>> start Extracted data

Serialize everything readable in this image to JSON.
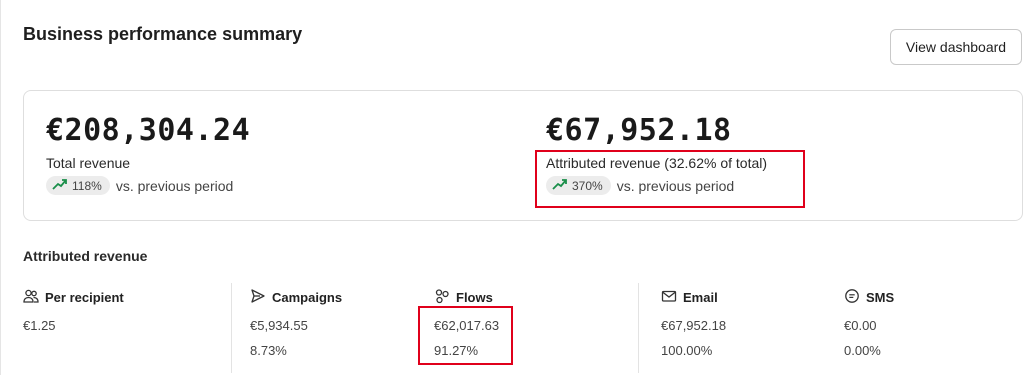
{
  "header": {
    "title": "Business performance summary",
    "view_dashboard_label": "View dashboard"
  },
  "summary": {
    "total_revenue": {
      "value": "€208,304.24",
      "label": "Total revenue",
      "change": "118%",
      "comparison": "vs. previous period"
    },
    "attributed_revenue": {
      "value": "€67,952.18",
      "label": "Attributed revenue (32.62% of total)",
      "change": "370%",
      "comparison": "vs. previous period"
    }
  },
  "attributed_section": {
    "title": "Attributed revenue",
    "columns": [
      {
        "label": "Per recipient",
        "icon": "people-icon",
        "value": "€1.25",
        "percent": ""
      },
      {
        "label": "Campaigns",
        "icon": "send-icon",
        "value": "€5,934.55",
        "percent": "8.73%"
      },
      {
        "label": "Flows",
        "icon": "flows-icon",
        "value": "€62,017.63",
        "percent": "91.27%"
      },
      {
        "label": "Email",
        "icon": "mail-icon",
        "value": "€67,952.18",
        "percent": "100.00%"
      },
      {
        "label": "SMS",
        "icon": "sms-icon",
        "value": "€0.00",
        "percent": "0.00%"
      }
    ]
  },
  "colors": {
    "trend_up": "#1a8f4a",
    "highlight": "#e0001b"
  }
}
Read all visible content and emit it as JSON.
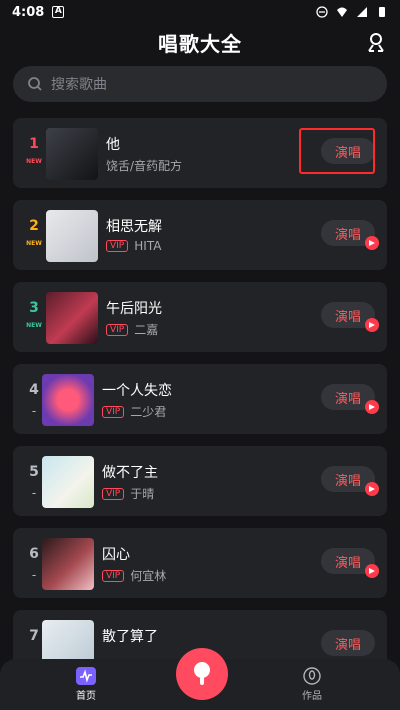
{
  "status": {
    "time": "4:08",
    "badge": "A"
  },
  "header": {
    "title": "唱歌大全"
  },
  "search": {
    "placeholder": "搜索歌曲"
  },
  "actions": {
    "sing_label": "演唱",
    "vip_label": "VIP"
  },
  "songs": [
    {
      "rank": "1",
      "badge": "NEW",
      "title": "他",
      "artist": "饶舌/音药配方",
      "vip": false,
      "highlighted": true,
      "rank_color": "#ff4a5a"
    },
    {
      "rank": "2",
      "badge": "NEW",
      "title": "相思无解",
      "artist": "HITA",
      "vip": true,
      "rank_color": "#ffb020"
    },
    {
      "rank": "3",
      "badge": "NEW",
      "title": "午后阳光",
      "artist": "二嘉",
      "vip": true,
      "rank_color": "#3cc6a0"
    },
    {
      "rank": "4",
      "badge": "-",
      "title": "一个人失恋",
      "artist": "二少君",
      "vip": true,
      "rank_color": "#b9bcc2"
    },
    {
      "rank": "5",
      "badge": "-",
      "title": "做不了主",
      "artist": "于晴",
      "vip": true,
      "rank_color": "#b9bcc2"
    },
    {
      "rank": "6",
      "badge": "-",
      "title": "囚心",
      "artist": "何宜林",
      "vip": true,
      "rank_color": "#b9bcc2"
    },
    {
      "rank": "7",
      "badge": "",
      "title": "散了算了",
      "artist": "",
      "vip": false,
      "rank_color": "#b9bcc2"
    }
  ],
  "nav": {
    "home_label": "首页",
    "works_label": "作品"
  },
  "colors": {
    "accent": "#ff4a5a",
    "background": "#141416",
    "card": "#222326"
  }
}
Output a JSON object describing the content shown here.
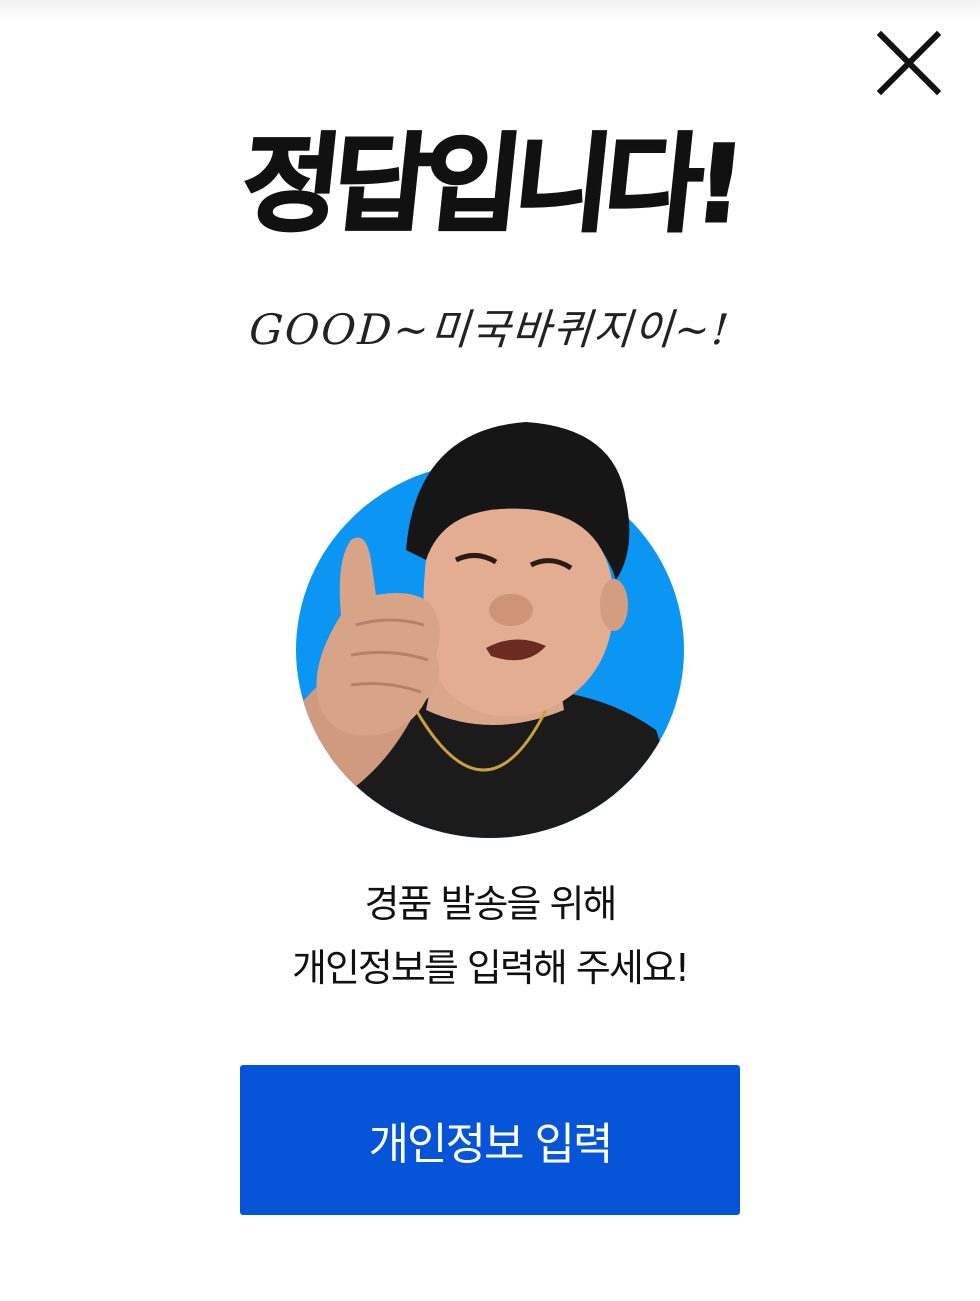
{
  "modal": {
    "title": "정답입니다!",
    "subtitle": "GOOD~미국바퀴지이~!",
    "message_line1": "경품 발송을 위해",
    "message_line2": "개인정보를 입력해 주세요!",
    "cta_label": "개인정보 입력"
  },
  "icons": {
    "close": "close-icon"
  },
  "colors": {
    "accent_blue": "#0655d8",
    "avatar_bg": "#0a96f2",
    "text": "#111111"
  }
}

>> end Extracted data

Using the listing, collect all lines in which the string "content" is found.

The completed task.
Read all visible content and emit it as JSON.
Output a JSON object describing the content shown here.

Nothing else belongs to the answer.